** begin EXCERPTED DATA **

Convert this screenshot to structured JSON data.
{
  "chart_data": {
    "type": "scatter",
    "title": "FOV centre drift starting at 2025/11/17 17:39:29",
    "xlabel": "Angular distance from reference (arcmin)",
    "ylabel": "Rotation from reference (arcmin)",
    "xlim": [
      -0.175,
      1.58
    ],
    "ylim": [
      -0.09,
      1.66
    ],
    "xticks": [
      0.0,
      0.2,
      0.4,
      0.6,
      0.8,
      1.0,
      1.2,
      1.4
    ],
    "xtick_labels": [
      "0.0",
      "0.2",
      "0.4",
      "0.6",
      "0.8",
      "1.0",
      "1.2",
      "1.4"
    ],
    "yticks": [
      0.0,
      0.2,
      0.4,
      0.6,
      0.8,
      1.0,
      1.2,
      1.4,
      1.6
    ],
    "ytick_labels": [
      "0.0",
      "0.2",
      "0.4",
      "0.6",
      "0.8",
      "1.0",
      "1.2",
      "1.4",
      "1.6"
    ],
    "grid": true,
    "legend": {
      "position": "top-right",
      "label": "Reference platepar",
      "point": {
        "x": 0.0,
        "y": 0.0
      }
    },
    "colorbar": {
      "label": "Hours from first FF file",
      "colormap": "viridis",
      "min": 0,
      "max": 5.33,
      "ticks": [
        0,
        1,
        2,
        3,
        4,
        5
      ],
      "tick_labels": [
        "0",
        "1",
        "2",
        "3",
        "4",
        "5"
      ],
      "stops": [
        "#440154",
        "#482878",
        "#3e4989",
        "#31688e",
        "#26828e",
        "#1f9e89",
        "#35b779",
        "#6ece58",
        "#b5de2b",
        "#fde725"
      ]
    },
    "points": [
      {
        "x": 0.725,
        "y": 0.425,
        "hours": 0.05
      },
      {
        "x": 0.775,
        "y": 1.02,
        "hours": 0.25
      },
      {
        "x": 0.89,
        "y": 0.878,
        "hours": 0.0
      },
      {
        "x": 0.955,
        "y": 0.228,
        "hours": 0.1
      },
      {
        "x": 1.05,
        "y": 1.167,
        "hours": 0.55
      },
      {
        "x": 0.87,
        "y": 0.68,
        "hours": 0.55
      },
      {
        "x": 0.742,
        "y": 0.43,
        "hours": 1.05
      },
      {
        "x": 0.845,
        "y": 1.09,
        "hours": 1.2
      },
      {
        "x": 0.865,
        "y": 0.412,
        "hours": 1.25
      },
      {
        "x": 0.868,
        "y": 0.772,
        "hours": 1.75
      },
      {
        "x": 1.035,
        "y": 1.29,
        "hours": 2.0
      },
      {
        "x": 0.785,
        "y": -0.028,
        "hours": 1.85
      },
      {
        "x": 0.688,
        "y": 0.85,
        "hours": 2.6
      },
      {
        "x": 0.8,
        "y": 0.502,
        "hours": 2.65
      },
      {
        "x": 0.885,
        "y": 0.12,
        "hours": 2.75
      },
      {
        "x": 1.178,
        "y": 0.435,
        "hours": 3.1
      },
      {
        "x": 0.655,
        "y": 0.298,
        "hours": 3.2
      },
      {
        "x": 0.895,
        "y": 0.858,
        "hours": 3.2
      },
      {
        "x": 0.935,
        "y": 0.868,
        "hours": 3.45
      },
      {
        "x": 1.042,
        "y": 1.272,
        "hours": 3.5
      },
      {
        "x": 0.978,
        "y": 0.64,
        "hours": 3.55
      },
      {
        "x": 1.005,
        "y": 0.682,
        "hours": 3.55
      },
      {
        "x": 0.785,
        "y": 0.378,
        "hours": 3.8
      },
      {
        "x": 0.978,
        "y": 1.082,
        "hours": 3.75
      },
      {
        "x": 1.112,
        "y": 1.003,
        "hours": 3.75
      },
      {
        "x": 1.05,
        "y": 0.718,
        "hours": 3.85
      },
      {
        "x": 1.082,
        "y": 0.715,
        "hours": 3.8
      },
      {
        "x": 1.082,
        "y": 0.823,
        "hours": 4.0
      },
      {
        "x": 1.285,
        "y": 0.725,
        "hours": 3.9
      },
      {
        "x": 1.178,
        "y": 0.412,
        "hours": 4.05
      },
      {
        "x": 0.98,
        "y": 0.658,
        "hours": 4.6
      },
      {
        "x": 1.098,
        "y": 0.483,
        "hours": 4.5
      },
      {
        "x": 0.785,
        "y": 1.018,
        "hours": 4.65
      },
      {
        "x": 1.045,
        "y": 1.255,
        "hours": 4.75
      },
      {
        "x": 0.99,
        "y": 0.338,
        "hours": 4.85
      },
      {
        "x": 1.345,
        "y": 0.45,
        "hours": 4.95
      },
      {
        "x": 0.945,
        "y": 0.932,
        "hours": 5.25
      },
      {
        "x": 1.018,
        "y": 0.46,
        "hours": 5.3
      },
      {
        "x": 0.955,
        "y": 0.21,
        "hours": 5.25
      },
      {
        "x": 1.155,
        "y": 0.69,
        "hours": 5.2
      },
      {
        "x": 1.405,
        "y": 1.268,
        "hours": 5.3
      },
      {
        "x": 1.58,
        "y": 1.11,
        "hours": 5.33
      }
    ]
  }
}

** end EXCERPTED DATA **

▶ **AIM**
Copy all lines of the material above where the string "arcmin" occurs.

▶ **COMPLETED EXERCISE**
    "xlabel": "Angular distance from reference (arcmin)",
    "ylabel": "Rotation from reference (arcmin)",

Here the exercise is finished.